# start of EXTRACTED RECORDS
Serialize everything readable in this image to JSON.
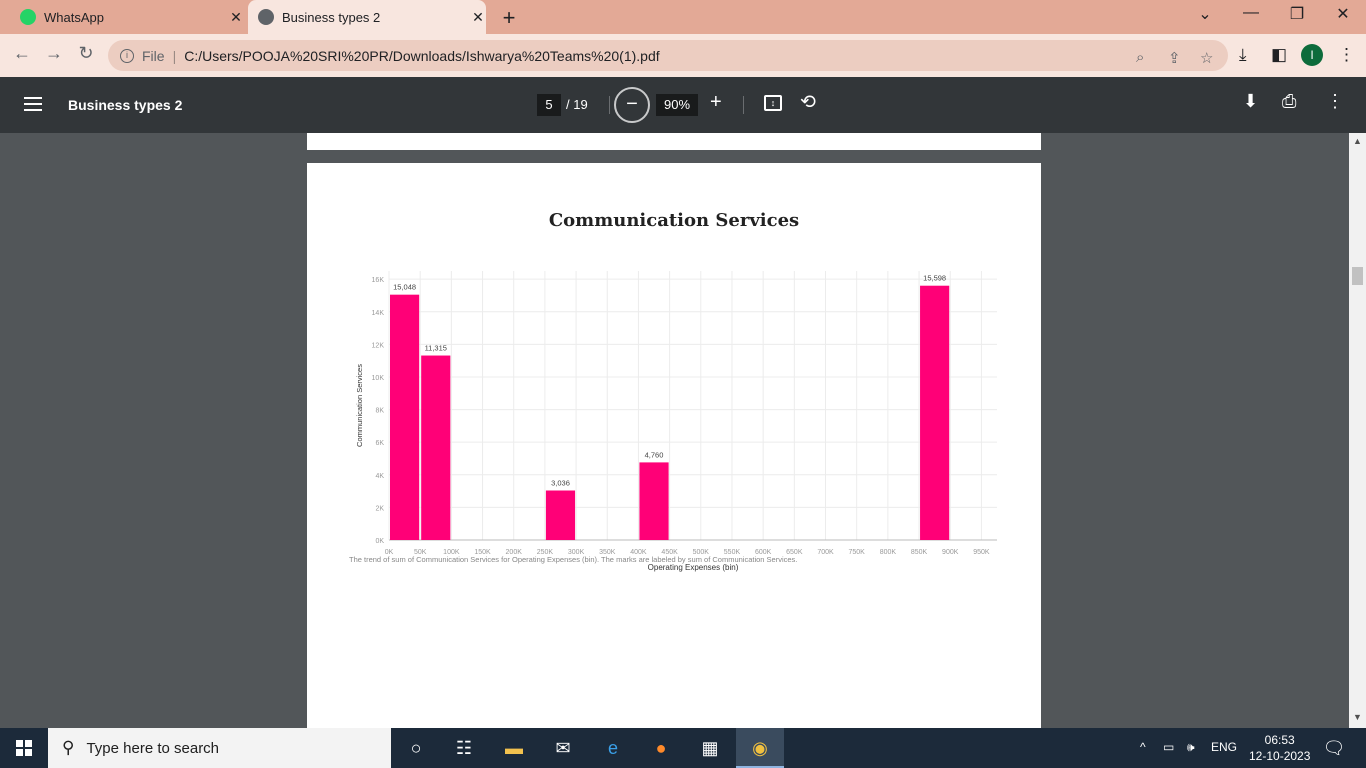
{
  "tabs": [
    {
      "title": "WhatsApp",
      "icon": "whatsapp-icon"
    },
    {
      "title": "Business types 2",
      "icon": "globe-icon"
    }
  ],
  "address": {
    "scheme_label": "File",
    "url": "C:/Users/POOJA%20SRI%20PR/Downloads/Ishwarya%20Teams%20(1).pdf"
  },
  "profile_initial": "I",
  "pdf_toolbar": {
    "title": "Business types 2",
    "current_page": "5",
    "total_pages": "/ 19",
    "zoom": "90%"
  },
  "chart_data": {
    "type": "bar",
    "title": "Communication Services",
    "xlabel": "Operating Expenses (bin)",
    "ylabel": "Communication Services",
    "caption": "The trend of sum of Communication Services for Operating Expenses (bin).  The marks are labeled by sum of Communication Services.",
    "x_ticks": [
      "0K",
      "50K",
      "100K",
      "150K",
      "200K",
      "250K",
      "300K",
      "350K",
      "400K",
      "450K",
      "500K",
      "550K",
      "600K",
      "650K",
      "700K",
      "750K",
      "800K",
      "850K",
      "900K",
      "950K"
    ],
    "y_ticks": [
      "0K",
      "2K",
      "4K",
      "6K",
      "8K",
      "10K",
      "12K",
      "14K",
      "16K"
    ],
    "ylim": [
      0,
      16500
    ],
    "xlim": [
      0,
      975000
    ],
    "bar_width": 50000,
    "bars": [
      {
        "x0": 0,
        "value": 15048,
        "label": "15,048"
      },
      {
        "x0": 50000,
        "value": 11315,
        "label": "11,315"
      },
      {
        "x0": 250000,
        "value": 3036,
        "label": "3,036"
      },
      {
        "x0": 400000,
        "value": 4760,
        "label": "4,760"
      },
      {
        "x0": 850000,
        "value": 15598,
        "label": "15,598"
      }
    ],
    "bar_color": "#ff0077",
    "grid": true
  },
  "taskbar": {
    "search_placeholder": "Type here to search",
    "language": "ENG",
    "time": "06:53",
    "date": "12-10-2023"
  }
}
# end of EXTRACTED RECORDS
EXERCISE INSTRUCTIONS: Output an exact copy of the material, with the pictures removed.

ANSWER TO THE EXERCISE:
Serialize everything readable in this image to JSON.
{
  "tabs": [
    {
      "title": "WhatsApp",
      "icon": "whatsapp-icon"
    },
    {
      "title": "Business types 2",
      "icon": "globe-icon"
    }
  ],
  "address": {
    "scheme_label": "File",
    "url": "C:/Users/POOJA%20SRI%20PR/Downloads/Ishwarya%20Teams%20(1).pdf"
  },
  "profile_initial": "I",
  "pdf_toolbar": {
    "title": "Business types 2",
    "current_page": "5",
    "total_pages": "/ 19",
    "zoom": "90%"
  },
  "chart_data": {
    "type": "bar",
    "title": "Communication Services",
    "xlabel": "Operating Expenses (bin)",
    "ylabel": "Communication Services",
    "caption": "The trend of sum of Communication Services for Operating Expenses (bin).  The marks are labeled by sum of Communication Services.",
    "x_ticks": [
      "0K",
      "50K",
      "100K",
      "150K",
      "200K",
      "250K",
      "300K",
      "350K",
      "400K",
      "450K",
      "500K",
      "550K",
      "600K",
      "650K",
      "700K",
      "750K",
      "800K",
      "850K",
      "900K",
      "950K"
    ],
    "y_ticks": [
      "0K",
      "2K",
      "4K",
      "6K",
      "8K",
      "10K",
      "12K",
      "14K",
      "16K"
    ],
    "ylim": [
      0,
      16500
    ],
    "xlim": [
      0,
      975000
    ],
    "bar_width": 50000,
    "bars": [
      {
        "x0": 0,
        "value": 15048,
        "label": "15,048"
      },
      {
        "x0": 50000,
        "value": 11315,
        "label": "11,315"
      },
      {
        "x0": 250000,
        "value": 3036,
        "label": "3,036"
      },
      {
        "x0": 400000,
        "value": 4760,
        "label": "4,760"
      },
      {
        "x0": 850000,
        "value": 15598,
        "label": "15,598"
      }
    ],
    "bar_color": "#ff0077",
    "grid": true
  },
  "taskbar": {
    "search_placeholder": "Type here to search",
    "language": "ENG",
    "time": "06:53",
    "date": "12-10-2023"
  }
}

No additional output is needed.